━━ Input material ━━

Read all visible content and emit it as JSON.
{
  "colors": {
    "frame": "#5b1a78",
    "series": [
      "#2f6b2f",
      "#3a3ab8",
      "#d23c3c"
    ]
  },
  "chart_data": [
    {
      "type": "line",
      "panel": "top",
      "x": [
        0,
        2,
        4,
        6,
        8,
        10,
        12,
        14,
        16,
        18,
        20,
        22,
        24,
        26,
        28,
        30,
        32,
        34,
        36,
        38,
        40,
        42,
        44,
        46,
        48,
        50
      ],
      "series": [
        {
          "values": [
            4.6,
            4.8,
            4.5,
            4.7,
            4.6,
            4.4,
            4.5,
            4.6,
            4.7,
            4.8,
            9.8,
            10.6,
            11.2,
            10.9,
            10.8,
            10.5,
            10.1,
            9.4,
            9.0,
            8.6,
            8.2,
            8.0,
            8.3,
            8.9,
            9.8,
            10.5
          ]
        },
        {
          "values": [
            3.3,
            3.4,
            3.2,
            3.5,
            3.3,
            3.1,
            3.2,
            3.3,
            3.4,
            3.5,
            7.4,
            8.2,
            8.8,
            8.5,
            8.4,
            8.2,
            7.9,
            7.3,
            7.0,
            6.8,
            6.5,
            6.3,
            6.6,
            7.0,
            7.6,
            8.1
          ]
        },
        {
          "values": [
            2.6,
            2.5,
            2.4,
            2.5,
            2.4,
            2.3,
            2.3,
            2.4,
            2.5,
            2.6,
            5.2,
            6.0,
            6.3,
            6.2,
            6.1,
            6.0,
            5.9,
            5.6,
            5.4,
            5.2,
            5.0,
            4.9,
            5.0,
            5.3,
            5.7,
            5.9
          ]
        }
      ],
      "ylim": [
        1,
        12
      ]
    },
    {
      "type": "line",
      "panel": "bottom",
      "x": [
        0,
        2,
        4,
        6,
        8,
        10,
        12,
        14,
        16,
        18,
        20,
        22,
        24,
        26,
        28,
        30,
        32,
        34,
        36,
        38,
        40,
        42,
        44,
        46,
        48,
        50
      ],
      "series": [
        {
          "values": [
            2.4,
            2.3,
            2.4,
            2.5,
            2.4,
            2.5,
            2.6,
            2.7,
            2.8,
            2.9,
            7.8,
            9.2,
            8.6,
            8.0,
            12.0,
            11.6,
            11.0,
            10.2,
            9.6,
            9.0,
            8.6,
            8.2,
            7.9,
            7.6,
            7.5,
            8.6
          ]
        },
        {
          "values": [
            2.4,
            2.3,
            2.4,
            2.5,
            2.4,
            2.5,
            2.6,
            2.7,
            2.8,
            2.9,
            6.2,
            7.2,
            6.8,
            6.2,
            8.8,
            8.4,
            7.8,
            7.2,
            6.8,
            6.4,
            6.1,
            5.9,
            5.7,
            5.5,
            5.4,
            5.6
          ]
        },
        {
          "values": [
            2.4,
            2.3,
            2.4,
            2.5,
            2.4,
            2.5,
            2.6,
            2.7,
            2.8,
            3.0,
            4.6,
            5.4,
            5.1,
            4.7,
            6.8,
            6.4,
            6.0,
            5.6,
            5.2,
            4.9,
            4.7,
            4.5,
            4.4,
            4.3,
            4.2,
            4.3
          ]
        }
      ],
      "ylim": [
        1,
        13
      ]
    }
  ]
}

━━━

Repeat the records above exactly.

Worked answer:
Read all visible content and emit it as JSON.
{
  "colors": {
    "frame": "#5b1a78",
    "series": [
      "#2f6b2f",
      "#3a3ab8",
      "#d23c3c"
    ]
  },
  "chart_data": [
    {
      "type": "line",
      "panel": "top",
      "x": [
        0,
        2,
        4,
        6,
        8,
        10,
        12,
        14,
        16,
        18,
        20,
        22,
        24,
        26,
        28,
        30,
        32,
        34,
        36,
        38,
        40,
        42,
        44,
        46,
        48,
        50
      ],
      "series": [
        {
          "values": [
            4.6,
            4.8,
            4.5,
            4.7,
            4.6,
            4.4,
            4.5,
            4.6,
            4.7,
            4.8,
            9.8,
            10.6,
            11.2,
            10.9,
            10.8,
            10.5,
            10.1,
            9.4,
            9.0,
            8.6,
            8.2,
            8.0,
            8.3,
            8.9,
            9.8,
            10.5
          ]
        },
        {
          "values": [
            3.3,
            3.4,
            3.2,
            3.5,
            3.3,
            3.1,
            3.2,
            3.3,
            3.4,
            3.5,
            7.4,
            8.2,
            8.8,
            8.5,
            8.4,
            8.2,
            7.9,
            7.3,
            7.0,
            6.8,
            6.5,
            6.3,
            6.6,
            7.0,
            7.6,
            8.1
          ]
        },
        {
          "values": [
            2.6,
            2.5,
            2.4,
            2.5,
            2.4,
            2.3,
            2.3,
            2.4,
            2.5,
            2.6,
            5.2,
            6.0,
            6.3,
            6.2,
            6.1,
            6.0,
            5.9,
            5.6,
            5.4,
            5.2,
            5.0,
            4.9,
            5.0,
            5.3,
            5.7,
            5.9
          ]
        }
      ],
      "ylim": [
        1,
        12
      ]
    },
    {
      "type": "line",
      "panel": "bottom",
      "x": [
        0,
        2,
        4,
        6,
        8,
        10,
        12,
        14,
        16,
        18,
        20,
        22,
        24,
        26,
        28,
        30,
        32,
        34,
        36,
        38,
        40,
        42,
        44,
        46,
        48,
        50
      ],
      "series": [
        {
          "values": [
            2.4,
            2.3,
            2.4,
            2.5,
            2.4,
            2.5,
            2.6,
            2.7,
            2.8,
            2.9,
            7.8,
            9.2,
            8.6,
            8.0,
            12.0,
            11.6,
            11.0,
            10.2,
            9.6,
            9.0,
            8.6,
            8.2,
            7.9,
            7.6,
            7.5,
            8.6
          ]
        },
        {
          "values": [
            2.4,
            2.3,
            2.4,
            2.5,
            2.4,
            2.5,
            2.6,
            2.7,
            2.8,
            2.9,
            6.2,
            7.2,
            6.8,
            6.2,
            8.8,
            8.4,
            7.8,
            7.2,
            6.8,
            6.4,
            6.1,
            5.9,
            5.7,
            5.5,
            5.4,
            5.6
          ]
        },
        {
          "values": [
            2.4,
            2.3,
            2.4,
            2.5,
            2.4,
            2.5,
            2.6,
            2.7,
            2.8,
            3.0,
            4.6,
            5.4,
            5.1,
            4.7,
            6.8,
            6.4,
            6.0,
            5.6,
            5.2,
            4.9,
            4.7,
            4.5,
            4.4,
            4.3,
            4.2,
            4.3
          ]
        }
      ],
      "ylim": [
        1,
        13
      ]
    }
  ]
}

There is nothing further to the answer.